## TASK
Scan the listing below for the word "https" and state how many lines hold it. Write nothing but the number.

## A block of data
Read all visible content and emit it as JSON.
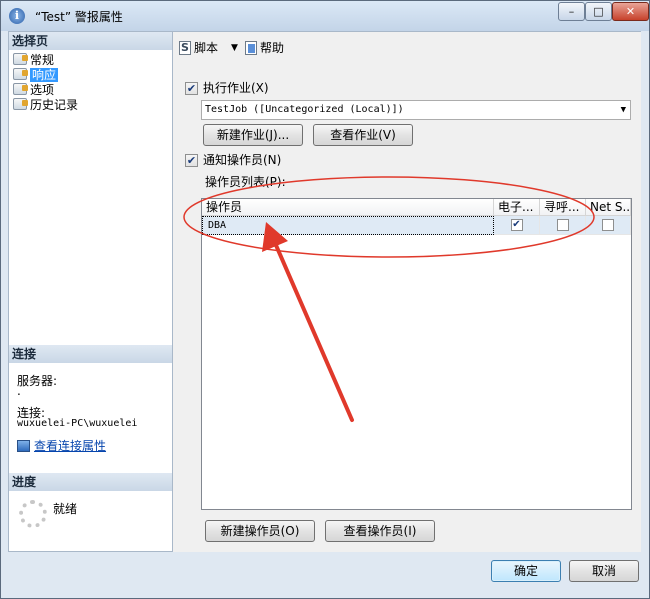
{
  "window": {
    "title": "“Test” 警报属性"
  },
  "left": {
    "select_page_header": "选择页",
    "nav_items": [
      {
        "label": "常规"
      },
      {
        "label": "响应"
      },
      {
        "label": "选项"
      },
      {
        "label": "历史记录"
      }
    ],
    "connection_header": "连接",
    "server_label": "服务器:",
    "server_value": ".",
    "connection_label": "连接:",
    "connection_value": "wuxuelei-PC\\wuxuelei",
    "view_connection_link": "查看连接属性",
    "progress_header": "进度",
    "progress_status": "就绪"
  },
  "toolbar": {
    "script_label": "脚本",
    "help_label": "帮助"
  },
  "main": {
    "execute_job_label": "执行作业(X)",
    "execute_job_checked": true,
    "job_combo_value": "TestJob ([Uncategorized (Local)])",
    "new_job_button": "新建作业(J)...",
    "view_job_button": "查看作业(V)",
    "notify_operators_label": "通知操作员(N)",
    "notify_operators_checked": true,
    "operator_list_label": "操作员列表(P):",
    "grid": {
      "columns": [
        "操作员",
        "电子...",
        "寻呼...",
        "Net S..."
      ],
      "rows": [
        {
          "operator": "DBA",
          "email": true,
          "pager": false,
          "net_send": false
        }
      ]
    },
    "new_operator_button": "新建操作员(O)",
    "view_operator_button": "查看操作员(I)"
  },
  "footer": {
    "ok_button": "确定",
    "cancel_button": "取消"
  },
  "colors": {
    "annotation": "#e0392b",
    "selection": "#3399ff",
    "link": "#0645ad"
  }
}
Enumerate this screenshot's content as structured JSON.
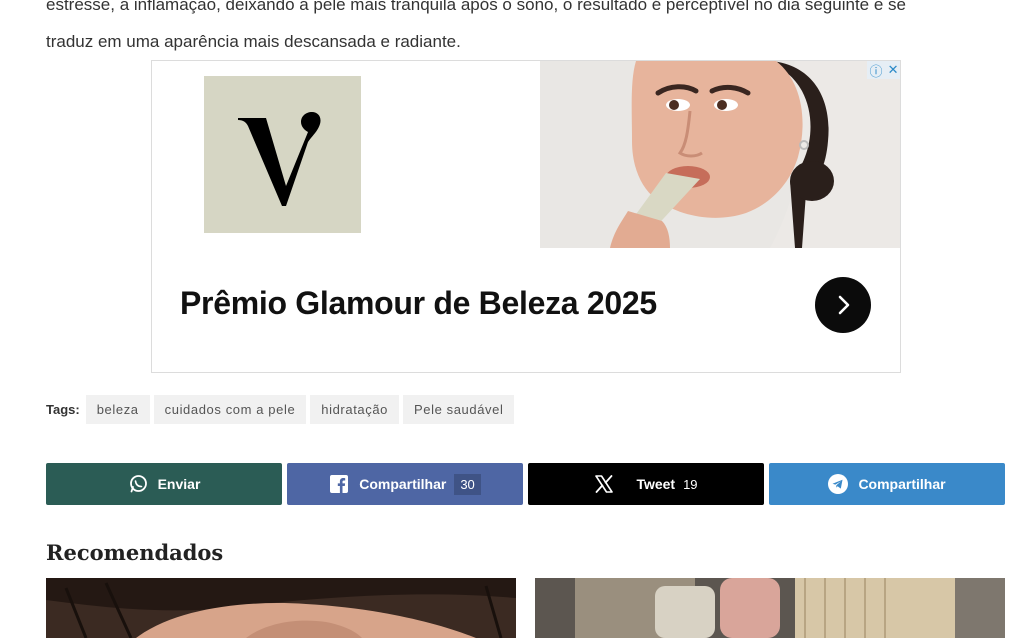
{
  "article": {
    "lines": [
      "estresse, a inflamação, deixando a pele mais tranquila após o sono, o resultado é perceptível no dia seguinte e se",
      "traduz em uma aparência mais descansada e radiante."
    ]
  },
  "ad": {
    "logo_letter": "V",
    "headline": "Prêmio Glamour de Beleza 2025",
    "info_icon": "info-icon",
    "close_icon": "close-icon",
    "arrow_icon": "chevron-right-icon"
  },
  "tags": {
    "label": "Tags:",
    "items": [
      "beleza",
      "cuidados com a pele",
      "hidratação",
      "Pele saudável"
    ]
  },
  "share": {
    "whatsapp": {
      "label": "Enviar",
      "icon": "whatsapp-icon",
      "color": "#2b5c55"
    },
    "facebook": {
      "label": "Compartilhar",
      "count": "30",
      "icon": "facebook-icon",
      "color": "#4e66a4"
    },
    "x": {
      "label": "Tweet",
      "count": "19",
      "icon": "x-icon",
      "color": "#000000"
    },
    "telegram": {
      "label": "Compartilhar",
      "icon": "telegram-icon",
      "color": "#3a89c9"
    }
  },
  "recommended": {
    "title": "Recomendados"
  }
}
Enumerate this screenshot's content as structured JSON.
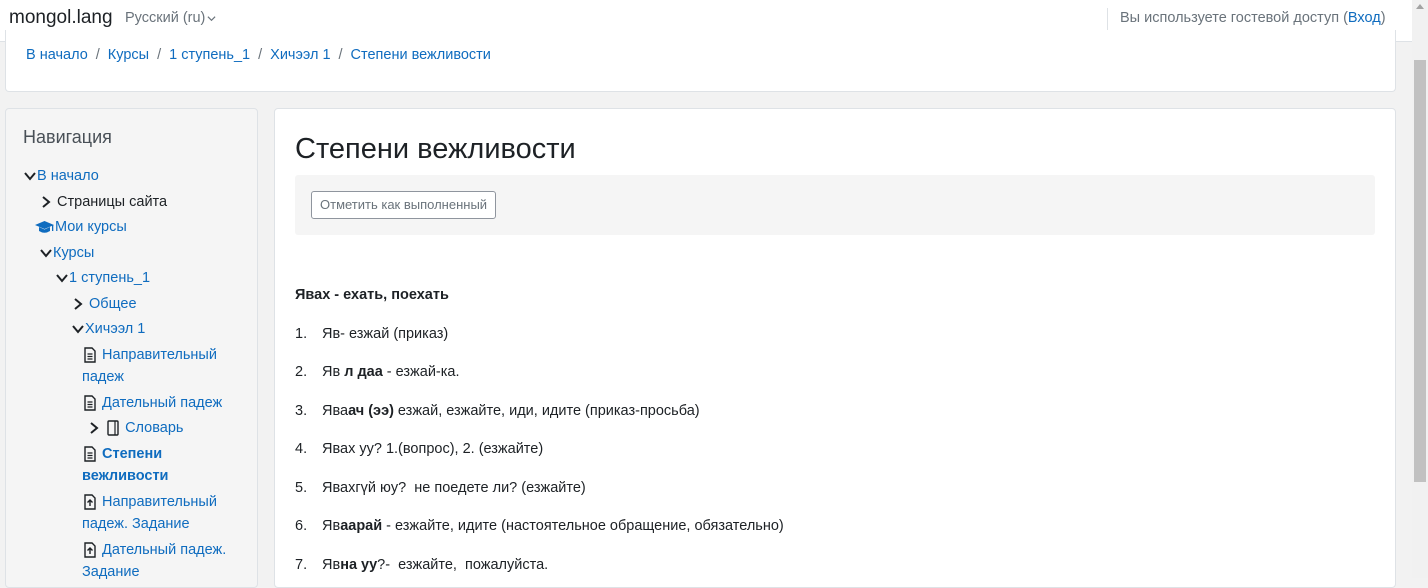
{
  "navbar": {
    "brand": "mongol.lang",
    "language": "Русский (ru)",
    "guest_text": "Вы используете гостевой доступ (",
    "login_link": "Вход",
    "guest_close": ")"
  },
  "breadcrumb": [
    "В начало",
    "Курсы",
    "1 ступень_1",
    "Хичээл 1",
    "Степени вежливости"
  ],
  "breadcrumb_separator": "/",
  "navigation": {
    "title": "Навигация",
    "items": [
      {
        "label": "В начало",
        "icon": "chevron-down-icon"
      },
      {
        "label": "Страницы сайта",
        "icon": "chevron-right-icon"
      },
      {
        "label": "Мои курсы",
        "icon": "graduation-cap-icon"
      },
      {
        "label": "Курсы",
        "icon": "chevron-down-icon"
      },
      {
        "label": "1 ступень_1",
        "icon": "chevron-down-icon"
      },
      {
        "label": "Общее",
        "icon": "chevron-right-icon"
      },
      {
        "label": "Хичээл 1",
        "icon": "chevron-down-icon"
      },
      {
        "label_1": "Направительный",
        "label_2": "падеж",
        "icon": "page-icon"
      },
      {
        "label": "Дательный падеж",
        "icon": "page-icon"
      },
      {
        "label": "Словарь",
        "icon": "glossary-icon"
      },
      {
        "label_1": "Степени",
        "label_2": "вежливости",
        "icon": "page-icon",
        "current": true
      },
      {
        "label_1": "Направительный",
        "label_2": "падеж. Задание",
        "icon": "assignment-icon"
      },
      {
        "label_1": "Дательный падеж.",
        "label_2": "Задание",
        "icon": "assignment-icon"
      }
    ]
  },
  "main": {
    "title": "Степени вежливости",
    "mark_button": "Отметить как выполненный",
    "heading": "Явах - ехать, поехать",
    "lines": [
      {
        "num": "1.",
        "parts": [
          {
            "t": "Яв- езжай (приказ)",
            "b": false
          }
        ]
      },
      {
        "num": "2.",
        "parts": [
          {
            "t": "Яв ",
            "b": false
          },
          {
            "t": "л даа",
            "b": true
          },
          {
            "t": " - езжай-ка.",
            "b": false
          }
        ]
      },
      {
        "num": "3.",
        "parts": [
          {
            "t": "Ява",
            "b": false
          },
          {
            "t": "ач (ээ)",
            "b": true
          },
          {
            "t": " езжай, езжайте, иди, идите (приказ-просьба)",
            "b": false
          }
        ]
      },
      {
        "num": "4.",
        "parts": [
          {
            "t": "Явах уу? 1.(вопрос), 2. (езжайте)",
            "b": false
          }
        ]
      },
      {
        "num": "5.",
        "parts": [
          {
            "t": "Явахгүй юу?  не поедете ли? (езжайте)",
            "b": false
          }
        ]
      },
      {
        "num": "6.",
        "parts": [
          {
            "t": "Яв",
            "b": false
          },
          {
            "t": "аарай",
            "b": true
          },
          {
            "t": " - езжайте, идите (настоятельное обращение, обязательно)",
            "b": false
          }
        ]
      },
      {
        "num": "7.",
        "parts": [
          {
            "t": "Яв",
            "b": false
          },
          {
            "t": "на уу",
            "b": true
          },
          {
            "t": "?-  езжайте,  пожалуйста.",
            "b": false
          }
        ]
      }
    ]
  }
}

* * *

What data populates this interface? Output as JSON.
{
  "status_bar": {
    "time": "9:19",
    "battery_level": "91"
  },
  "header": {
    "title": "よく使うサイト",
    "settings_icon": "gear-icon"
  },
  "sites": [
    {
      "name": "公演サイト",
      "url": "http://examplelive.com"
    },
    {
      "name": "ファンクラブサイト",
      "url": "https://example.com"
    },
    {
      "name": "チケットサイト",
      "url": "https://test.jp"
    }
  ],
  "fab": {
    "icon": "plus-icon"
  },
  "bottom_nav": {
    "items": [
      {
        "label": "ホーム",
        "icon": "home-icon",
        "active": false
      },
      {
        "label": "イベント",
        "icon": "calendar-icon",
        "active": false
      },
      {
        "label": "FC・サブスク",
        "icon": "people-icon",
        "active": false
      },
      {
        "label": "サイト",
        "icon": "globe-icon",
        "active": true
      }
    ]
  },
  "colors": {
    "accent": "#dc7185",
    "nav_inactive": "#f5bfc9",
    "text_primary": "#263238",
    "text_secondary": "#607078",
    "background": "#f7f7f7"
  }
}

## SOLUTION
2